Records from a data source:
•••
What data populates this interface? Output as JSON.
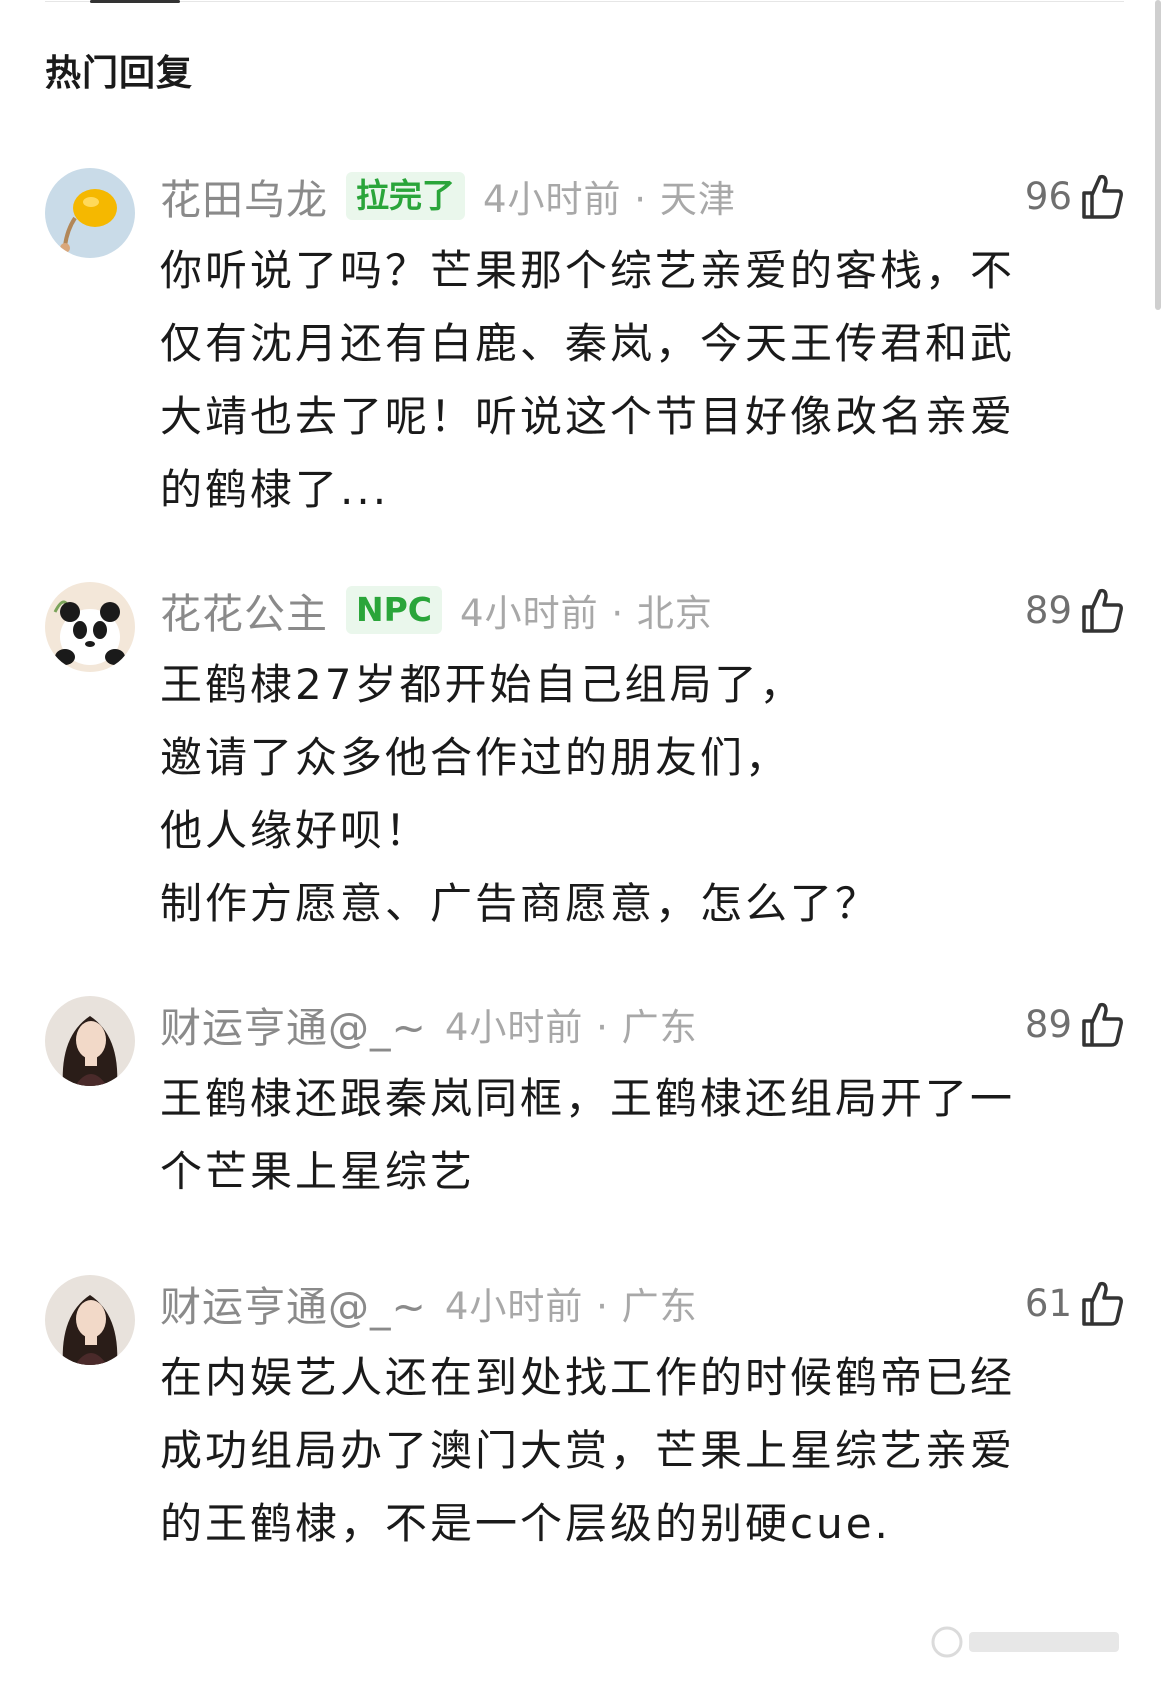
{
  "section": {
    "title": "热门回复"
  },
  "comments": [
    {
      "username": "花田乌龙",
      "badge": "拉完了",
      "time_location": "4小时前 · 天津",
      "likes": "96",
      "lines": [
        "你听说了吗？芒果那个综艺亲爱的客栈，不",
        "仅有沈月还有白鹿、秦岚，今天王传君和武",
        "大靖也去了呢！听说这个节目好像改名亲爱",
        "的鹤棣了..."
      ],
      "avatar_icon": "balloon-avatar"
    },
    {
      "username": "花花公主",
      "badge": "NPC",
      "time_location": "4小时前 · 北京",
      "likes": "89",
      "lines": [
        "王鹤棣27岁都开始自己组局了，",
        "邀请了众多他合作过的朋友们，",
        "他人缘好呗！",
        "制作方愿意、广告商愿意，怎么了？"
      ],
      "avatar_icon": "panda-avatar"
    },
    {
      "username": "财运亨通@_~",
      "badge": "",
      "time_location": "4小时前 · 广东",
      "likes": "89",
      "lines": [
        "王鹤棣还跟秦岚同框，王鹤棣还组局开了一",
        "个芒果上星综艺"
      ],
      "avatar_icon": "woman-portrait-avatar"
    },
    {
      "username": "财运亨通@_~",
      "badge": "",
      "time_location": "4小时前 · 广东",
      "likes": "61",
      "lines": [
        "在内娱艺人还在到处找工作的时候鹤帝已经",
        "成功组局办了澳门大赏，芒果上星综艺亲爱",
        "的王鹤棣，不是一个层级的别硬cue."
      ],
      "avatar_icon": "woman-portrait-avatar"
    }
  ],
  "colors": {
    "badge_bg": "#eaf7ec",
    "badge_text": "#2aa53a",
    "username": "#8a8a8a",
    "meta": "#a8a8a8",
    "body": "#1a1a1a"
  }
}
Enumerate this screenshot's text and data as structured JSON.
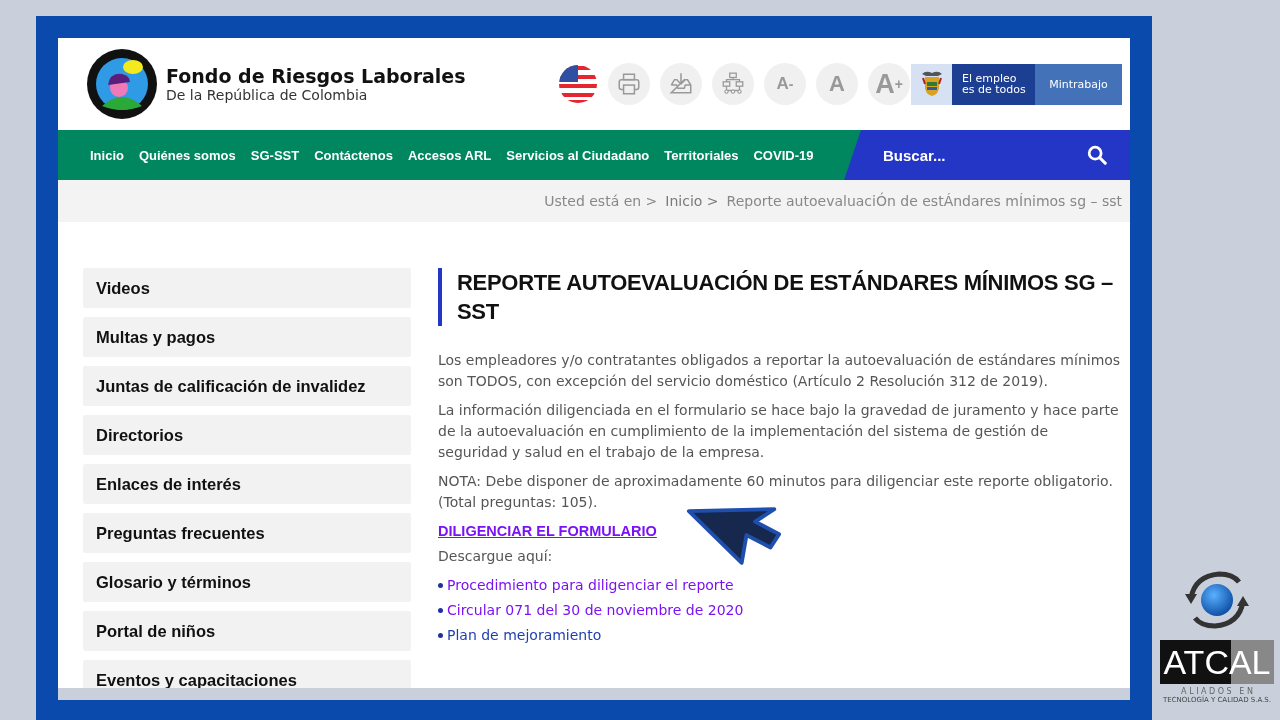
{
  "header": {
    "site_title": "Fondo de Riesgos Laborales",
    "site_subtitle": "De la República de Colombia",
    "tools": [
      {
        "kind": "flag"
      },
      {
        "kind": "print"
      },
      {
        "kind": "download"
      },
      {
        "kind": "sitemap"
      },
      {
        "kind": "text",
        "label": "A",
        "sup": "-"
      },
      {
        "kind": "text",
        "label": "A"
      },
      {
        "kind": "text",
        "label": "A",
        "sup": "+"
      }
    ],
    "banner": {
      "slogan_line1": "El empleo",
      "slogan_line2": "es de todos",
      "ministry": "Mintrabajo"
    }
  },
  "nav": {
    "items": [
      "Inicio",
      "Quiénes somos",
      "SG-SST",
      "Contáctenos",
      "Accesos ARL",
      "Servicios al Ciudadano",
      "Territoriales",
      "COVID-19"
    ],
    "search_placeholder": "Buscar..."
  },
  "breadcrumb": [
    {
      "text": "Usted está en >",
      "link": false
    },
    {
      "text": "Inicio >",
      "link": true
    },
    {
      "text": "Reporte autoevaluaciÓn de estÁndares mÍnimos sg – sst",
      "link": false
    }
  ],
  "sidebar": [
    "Videos",
    "Multas y pagos",
    "Juntas de calificación de invalidez",
    "Directorios",
    "Enlaces de interés",
    "Preguntas frecuentes",
    "Glosario y términos",
    "Portal de niños",
    "Eventos y capacitaciones"
  ],
  "article": {
    "title": "REPORTE AUTOEVALUACIÓN DE ESTÁNDARES MÍNIMOS SG – SST",
    "paragraphs": [
      "Los empleadores y/o contratantes obligados a reportar la autoevaluación de estándares mínimos son TODOS, con excepción del servicio doméstico (Artículo 2 Resolución 312 de 2019).",
      "La información diligenciada en el formulario se hace bajo la gravedad de juramento y hace parte de la autoevaluación en cumplimiento de la implementación del sistema de gestión de seguridad y salud en el trabajo de la empresa.",
      "NOTA: Debe disponer de aproximadamente 60 minutos para diligenciar este reporte obligatorio. (Total preguntas: 105)."
    ],
    "cta": "DILIGENCIAR EL FORMULARIO",
    "download_label": "Descargue aquí:",
    "downloads": [
      {
        "text": "Procedimiento para diligenciar el reporte",
        "visited": true
      },
      {
        "text": "Circular 071 del 30 de noviembre de 2020",
        "visited": true
      },
      {
        "text": "Plan de mejoramiento",
        "visited": false
      }
    ]
  },
  "brand": {
    "name": "ATCAL",
    "tagline1": "A L I A D O S   E N",
    "tagline2": "TECNOLOGÍA Y CALIDAD S.A.S."
  }
}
•••
- Directions for this task:
Set down the material above as is, without any pictures.

- Correct answer:
What data populates this interface? Output as JSON.
{
  "section": {
    "title": "热门回复"
  },
  "comments": [
    {
      "username": "花田乌龙",
      "badge": "拉完了",
      "time_location": "4小时前 · 天津",
      "likes": "96",
      "lines": [
        "你听说了吗？芒果那个综艺亲爱的客栈，不",
        "仅有沈月还有白鹿、秦岚，今天王传君和武",
        "大靖也去了呢！听说这个节目好像改名亲爱",
        "的鹤棣了..."
      ],
      "avatar_icon": "balloon-avatar"
    },
    {
      "username": "花花公主",
      "badge": "NPC",
      "time_location": "4小时前 · 北京",
      "likes": "89",
      "lines": [
        "王鹤棣27岁都开始自己组局了，",
        "邀请了众多他合作过的朋友们，",
        "他人缘好呗！",
        "制作方愿意、广告商愿意，怎么了？"
      ],
      "avatar_icon": "panda-avatar"
    },
    {
      "username": "财运亨通@_~",
      "badge": "",
      "time_location": "4小时前 · 广东",
      "likes": "89",
      "lines": [
        "王鹤棣还跟秦岚同框，王鹤棣还组局开了一",
        "个芒果上星综艺"
      ],
      "avatar_icon": "woman-portrait-avatar"
    },
    {
      "username": "财运亨通@_~",
      "badge": "",
      "time_location": "4小时前 · 广东",
      "likes": "61",
      "lines": [
        "在内娱艺人还在到处找工作的时候鹤帝已经",
        "成功组局办了澳门大赏，芒果上星综艺亲爱",
        "的王鹤棣，不是一个层级的别硬cue."
      ],
      "avatar_icon": "woman-portrait-avatar"
    }
  ],
  "colors": {
    "badge_bg": "#eaf7ec",
    "badge_text": "#2aa53a",
    "username": "#8a8a8a",
    "meta": "#a8a8a8",
    "body": "#1a1a1a"
  }
}
Enumerate this screenshot's text and data as structured JSON.
{
  "header": {
    "site_title": "Fondo de Riesgos Laborales",
    "site_subtitle": "De la República de Colombia",
    "tools": [
      {
        "kind": "flag"
      },
      {
        "kind": "print"
      },
      {
        "kind": "download"
      },
      {
        "kind": "sitemap"
      },
      {
        "kind": "text",
        "label": "A",
        "sup": "-"
      },
      {
        "kind": "text",
        "label": "A"
      },
      {
        "kind": "text",
        "label": "A",
        "sup": "+"
      }
    ],
    "banner": {
      "slogan_line1": "El empleo",
      "slogan_line2": "es de todos",
      "ministry": "Mintrabajo"
    }
  },
  "nav": {
    "items": [
      "Inicio",
      "Quiénes somos",
      "SG-SST",
      "Contáctenos",
      "Accesos ARL",
      "Servicios al Ciudadano",
      "Territoriales",
      "COVID-19"
    ],
    "search_placeholder": "Buscar..."
  },
  "breadcrumb": [
    {
      "text": "Usted está en >",
      "link": false
    },
    {
      "text": "Inicio >",
      "link": true
    },
    {
      "text": "Reporte autoevaluaciÓn de estÁndares mÍnimos sg – sst",
      "link": false
    }
  ],
  "sidebar": [
    "Videos",
    "Multas y pagos",
    "Juntas de calificación de invalidez",
    "Directorios",
    "Enlaces de interés",
    "Preguntas frecuentes",
    "Glosario y términos",
    "Portal de niños",
    "Eventos y capacitaciones"
  ],
  "article": {
    "title": "REPORTE AUTOEVALUACIÓN DE ESTÁNDARES MÍNIMOS SG – SST",
    "paragraphs": [
      "Los empleadores y/o contratantes obligados a reportar la autoevaluación de estándares mínimos son TODOS, con excepción del servicio doméstico (Artículo 2 Resolución 312 de 2019).",
      "La información diligenciada en el formulario se hace bajo la gravedad de juramento y hace parte de la autoevaluación en cumplimiento de la implementación del sistema de gestión de seguridad y salud en el trabajo de la empresa.",
      "NOTA: Debe disponer de aproximadamente 60 minutos para diligenciar este reporte obligatorio. (Total preguntas: 105)."
    ],
    "cta": "DILIGENCIAR EL FORMULARIO",
    "download_label": "Descargue aquí:",
    "downloads": [
      {
        "text": "Procedimiento para diligenciar el reporte",
        "visited": true
      },
      {
        "text": "Circular 071 del 30 de noviembre de 2020",
        "visited": true
      },
      {
        "text": "Plan de mejoramiento",
        "visited": false
      }
    ]
  },
  "brand": {
    "name": "ATCAL",
    "tagline1": "A L I A D O S   E N",
    "tagline2": "TECNOLOGÍA Y CALIDAD S.A.S."
  }
}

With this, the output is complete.